### WHAT IS EXPECTED
Find every line in the records below that holds the word "following" and copy it.

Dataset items

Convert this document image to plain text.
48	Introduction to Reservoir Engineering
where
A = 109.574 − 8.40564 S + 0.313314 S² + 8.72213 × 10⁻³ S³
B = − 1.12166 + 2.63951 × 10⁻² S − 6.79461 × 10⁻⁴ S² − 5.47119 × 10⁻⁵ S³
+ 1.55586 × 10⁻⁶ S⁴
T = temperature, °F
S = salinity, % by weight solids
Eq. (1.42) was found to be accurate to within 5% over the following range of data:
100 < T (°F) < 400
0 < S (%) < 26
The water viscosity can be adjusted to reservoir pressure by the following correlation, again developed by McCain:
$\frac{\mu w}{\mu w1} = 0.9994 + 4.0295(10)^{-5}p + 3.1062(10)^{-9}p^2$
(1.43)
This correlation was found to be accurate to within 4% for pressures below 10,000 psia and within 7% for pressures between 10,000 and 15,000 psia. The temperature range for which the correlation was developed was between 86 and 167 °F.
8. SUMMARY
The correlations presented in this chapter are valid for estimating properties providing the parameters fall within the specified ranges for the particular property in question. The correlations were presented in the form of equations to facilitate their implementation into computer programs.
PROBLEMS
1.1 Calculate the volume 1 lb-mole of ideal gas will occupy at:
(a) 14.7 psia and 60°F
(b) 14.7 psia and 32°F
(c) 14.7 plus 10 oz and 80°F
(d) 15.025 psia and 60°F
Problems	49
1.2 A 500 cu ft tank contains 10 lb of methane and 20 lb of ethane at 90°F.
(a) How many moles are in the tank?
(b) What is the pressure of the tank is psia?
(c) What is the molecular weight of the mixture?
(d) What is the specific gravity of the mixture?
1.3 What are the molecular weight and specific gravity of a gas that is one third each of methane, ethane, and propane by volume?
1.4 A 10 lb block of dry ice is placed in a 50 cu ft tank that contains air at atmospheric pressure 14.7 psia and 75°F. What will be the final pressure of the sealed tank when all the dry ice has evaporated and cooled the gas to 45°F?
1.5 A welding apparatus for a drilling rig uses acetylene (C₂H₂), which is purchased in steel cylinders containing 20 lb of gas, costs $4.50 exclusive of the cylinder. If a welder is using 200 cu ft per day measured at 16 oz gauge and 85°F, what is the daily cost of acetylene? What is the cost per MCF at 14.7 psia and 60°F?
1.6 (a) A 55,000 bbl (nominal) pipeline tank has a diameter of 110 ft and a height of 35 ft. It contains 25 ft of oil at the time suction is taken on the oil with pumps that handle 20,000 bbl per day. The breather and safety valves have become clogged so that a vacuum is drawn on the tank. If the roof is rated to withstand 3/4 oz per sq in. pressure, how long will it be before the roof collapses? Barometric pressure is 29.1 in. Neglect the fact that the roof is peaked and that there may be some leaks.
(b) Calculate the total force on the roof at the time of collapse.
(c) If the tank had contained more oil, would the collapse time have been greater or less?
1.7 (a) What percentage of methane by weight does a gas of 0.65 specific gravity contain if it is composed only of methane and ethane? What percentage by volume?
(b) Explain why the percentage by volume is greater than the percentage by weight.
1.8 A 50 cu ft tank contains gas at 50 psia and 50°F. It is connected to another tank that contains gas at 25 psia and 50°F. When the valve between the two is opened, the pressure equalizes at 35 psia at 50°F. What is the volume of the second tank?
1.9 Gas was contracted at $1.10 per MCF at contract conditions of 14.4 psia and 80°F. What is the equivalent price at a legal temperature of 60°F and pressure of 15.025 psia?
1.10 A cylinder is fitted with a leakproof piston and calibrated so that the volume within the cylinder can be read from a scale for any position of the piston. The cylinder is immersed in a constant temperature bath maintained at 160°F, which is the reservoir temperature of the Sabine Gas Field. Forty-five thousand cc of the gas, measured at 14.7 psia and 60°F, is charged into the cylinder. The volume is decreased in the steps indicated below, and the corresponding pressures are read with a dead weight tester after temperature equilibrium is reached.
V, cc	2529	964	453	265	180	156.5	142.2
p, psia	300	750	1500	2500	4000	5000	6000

### FINAL ANSWER
Eq. (1.42) was found to be accurate to within 5% over the following range of data:
The water viscosity can be adjusted to reservoir pressure by the following correlation, again developed by McCain:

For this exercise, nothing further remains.